(Your goal)
Rewrite the items below, substituting "bar" for every occurrence of "candle-body" and keeping everything else the same.
··········
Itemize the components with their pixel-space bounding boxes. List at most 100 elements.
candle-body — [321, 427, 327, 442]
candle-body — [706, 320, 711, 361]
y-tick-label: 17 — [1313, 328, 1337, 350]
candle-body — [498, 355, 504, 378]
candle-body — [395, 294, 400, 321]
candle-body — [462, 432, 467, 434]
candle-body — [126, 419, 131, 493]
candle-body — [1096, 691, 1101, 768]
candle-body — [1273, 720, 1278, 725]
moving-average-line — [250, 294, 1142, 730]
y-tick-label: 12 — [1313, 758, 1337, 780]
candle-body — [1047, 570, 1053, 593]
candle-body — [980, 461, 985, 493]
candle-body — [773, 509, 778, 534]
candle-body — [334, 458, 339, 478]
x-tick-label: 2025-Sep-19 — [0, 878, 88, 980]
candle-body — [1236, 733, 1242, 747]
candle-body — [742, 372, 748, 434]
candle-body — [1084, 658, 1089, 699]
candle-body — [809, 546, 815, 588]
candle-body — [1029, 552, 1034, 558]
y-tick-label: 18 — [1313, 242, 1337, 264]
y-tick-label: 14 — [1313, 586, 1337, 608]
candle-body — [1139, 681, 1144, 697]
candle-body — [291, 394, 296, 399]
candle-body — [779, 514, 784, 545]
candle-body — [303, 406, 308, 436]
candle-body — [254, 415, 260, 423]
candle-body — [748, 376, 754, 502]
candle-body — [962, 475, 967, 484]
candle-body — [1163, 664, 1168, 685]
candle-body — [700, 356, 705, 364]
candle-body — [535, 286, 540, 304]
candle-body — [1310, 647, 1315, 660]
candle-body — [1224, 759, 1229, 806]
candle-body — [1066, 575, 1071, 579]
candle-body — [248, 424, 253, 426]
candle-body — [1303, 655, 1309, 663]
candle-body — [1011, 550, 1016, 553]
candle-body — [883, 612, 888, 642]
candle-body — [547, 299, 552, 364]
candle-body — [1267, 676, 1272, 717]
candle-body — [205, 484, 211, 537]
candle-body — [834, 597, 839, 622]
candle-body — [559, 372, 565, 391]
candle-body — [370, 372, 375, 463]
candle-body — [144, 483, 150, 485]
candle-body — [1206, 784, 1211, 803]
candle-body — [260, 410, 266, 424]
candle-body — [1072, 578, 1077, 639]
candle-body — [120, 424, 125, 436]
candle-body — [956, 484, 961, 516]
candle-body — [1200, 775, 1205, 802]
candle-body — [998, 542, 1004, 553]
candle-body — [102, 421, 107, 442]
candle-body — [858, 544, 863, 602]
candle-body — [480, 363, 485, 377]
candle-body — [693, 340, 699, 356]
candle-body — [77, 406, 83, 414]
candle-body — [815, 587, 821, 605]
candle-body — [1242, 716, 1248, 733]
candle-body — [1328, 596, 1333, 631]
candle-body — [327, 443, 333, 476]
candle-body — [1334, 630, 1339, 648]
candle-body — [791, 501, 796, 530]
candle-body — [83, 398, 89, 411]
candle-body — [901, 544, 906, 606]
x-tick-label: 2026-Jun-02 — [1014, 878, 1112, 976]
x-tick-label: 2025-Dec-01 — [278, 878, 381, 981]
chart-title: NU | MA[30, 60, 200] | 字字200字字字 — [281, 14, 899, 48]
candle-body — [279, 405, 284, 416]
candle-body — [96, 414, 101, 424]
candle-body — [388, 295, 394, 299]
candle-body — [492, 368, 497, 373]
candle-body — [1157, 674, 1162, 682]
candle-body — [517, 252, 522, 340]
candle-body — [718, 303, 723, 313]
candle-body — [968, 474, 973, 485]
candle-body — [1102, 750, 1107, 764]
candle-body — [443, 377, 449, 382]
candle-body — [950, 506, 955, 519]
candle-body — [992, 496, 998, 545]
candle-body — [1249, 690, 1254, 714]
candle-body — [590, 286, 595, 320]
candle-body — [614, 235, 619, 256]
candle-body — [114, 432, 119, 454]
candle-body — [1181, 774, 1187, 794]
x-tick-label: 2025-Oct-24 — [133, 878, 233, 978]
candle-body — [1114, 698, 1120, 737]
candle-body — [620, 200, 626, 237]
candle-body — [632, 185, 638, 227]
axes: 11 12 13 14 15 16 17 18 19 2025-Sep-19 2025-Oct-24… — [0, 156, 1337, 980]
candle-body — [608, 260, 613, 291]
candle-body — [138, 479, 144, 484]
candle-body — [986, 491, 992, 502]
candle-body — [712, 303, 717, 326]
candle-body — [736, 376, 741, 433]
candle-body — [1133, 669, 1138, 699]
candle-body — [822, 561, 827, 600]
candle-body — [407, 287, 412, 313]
··········
(The response)
Itemize the components with their pixel-space bounding boxes. List at most 100 elements.
bar — [321, 427, 327, 442]
bar — [706, 320, 711, 361]
y-tick-label: 17 — [1313, 328, 1337, 350]
bar — [498, 355, 504, 378]
bar — [395, 294, 400, 321]
bar — [462, 432, 467, 434]
bar — [126, 419, 131, 493]
bar — [1096, 691, 1101, 768]
bar — [1273, 720, 1278, 725]
moving-average-line — [250, 294, 1142, 730]
y-tick-label: 12 — [1313, 758, 1337, 780]
bar — [1047, 570, 1053, 593]
bar — [980, 461, 985, 493]
bar — [773, 509, 778, 534]
bar — [334, 458, 339, 478]
x-tick-label: 2025-Sep-19 — [0, 878, 88, 980]
bar — [1236, 733, 1242, 747]
bar — [742, 372, 748, 434]
bar — [1084, 658, 1089, 699]
bar — [809, 546, 815, 588]
bar — [1029, 552, 1034, 558]
y-tick-label: 18 — [1313, 242, 1337, 264]
y-tick-label: 14 — [1313, 586, 1337, 608]
bar — [1139, 681, 1144, 697]
bar — [291, 394, 296, 399]
bar — [779, 514, 784, 545]
bar — [303, 406, 308, 436]
bar — [254, 415, 260, 423]
bar — [748, 376, 754, 502]
bar — [962, 475, 967, 484]
bar — [1163, 664, 1168, 685]
bar — [700, 356, 705, 364]
bar — [535, 286, 540, 304]
bar — [1310, 647, 1315, 660]
bar — [1224, 759, 1229, 806]
bar — [1066, 575, 1071, 579]
bar — [248, 424, 253, 426]
bar — [1303, 655, 1309, 663]
bar — [1011, 550, 1016, 553]
bar — [883, 612, 888, 642]
bar — [547, 299, 552, 364]
bar — [1267, 676, 1272, 717]
bar — [205, 484, 211, 537]
bar — [834, 597, 839, 622]
bar — [559, 372, 565, 391]
bar — [370, 372, 375, 463]
bar — [144, 483, 150, 485]
bar — [1206, 784, 1211, 803]
bar — [260, 410, 266, 424]
bar — [1072, 578, 1077, 639]
bar — [120, 424, 125, 436]
bar — [956, 484, 961, 516]
bar — [1200, 775, 1205, 802]
bar — [998, 542, 1004, 553]
bar — [102, 421, 107, 442]
bar — [858, 544, 863, 602]
bar — [480, 363, 485, 377]
bar — [693, 340, 699, 356]
bar — [77, 406, 83, 414]
bar — [815, 587, 821, 605]
bar — [1242, 716, 1248, 733]
bar — [1328, 596, 1333, 631]
bar — [327, 443, 333, 476]
bar — [1334, 630, 1339, 648]
bar — [791, 501, 796, 530]
bar — [83, 398, 89, 411]
bar — [901, 544, 906, 606]
x-tick-label: 2026-Jun-02 — [1014, 878, 1112, 976]
x-tick-label: 2025-Dec-01 — [278, 878, 381, 981]
chart-title: NU | MA[30, 60, 200] | 字字200字字字 — [281, 14, 899, 48]
bar — [279, 405, 284, 416]
bar — [96, 414, 101, 424]
bar — [388, 295, 394, 299]
bar — [492, 368, 497, 373]
bar — [1157, 674, 1162, 682]
bar — [517, 252, 522, 340]
bar — [718, 303, 723, 313]
bar — [968, 474, 973, 485]
bar — [1102, 750, 1107, 764]
bar — [443, 377, 449, 382]
bar — [950, 506, 955, 519]
bar — [992, 496, 998, 545]
bar — [1249, 690, 1254, 714]
bar — [590, 286, 595, 320]
bar — [614, 235, 619, 256]
bar — [114, 432, 119, 454]
bar — [1181, 774, 1187, 794]
x-tick-label: 2025-Oct-24 — [133, 878, 233, 978]
bar — [1114, 698, 1120, 737]
bar — [620, 200, 626, 237]
bar — [632, 185, 638, 227]
axes: 11 12 13 14 15 16 17 18 19 2025-Sep-19 2025-Oct-24… — [0, 156, 1337, 980]
bar — [608, 260, 613, 291]
bar — [138, 479, 144, 484]
bar — [986, 491, 992, 502]
bar — [712, 303, 717, 326]
bar — [736, 376, 741, 433]
bar — [1133, 669, 1138, 699]
bar — [822, 561, 827, 600]
bar — [407, 287, 412, 313]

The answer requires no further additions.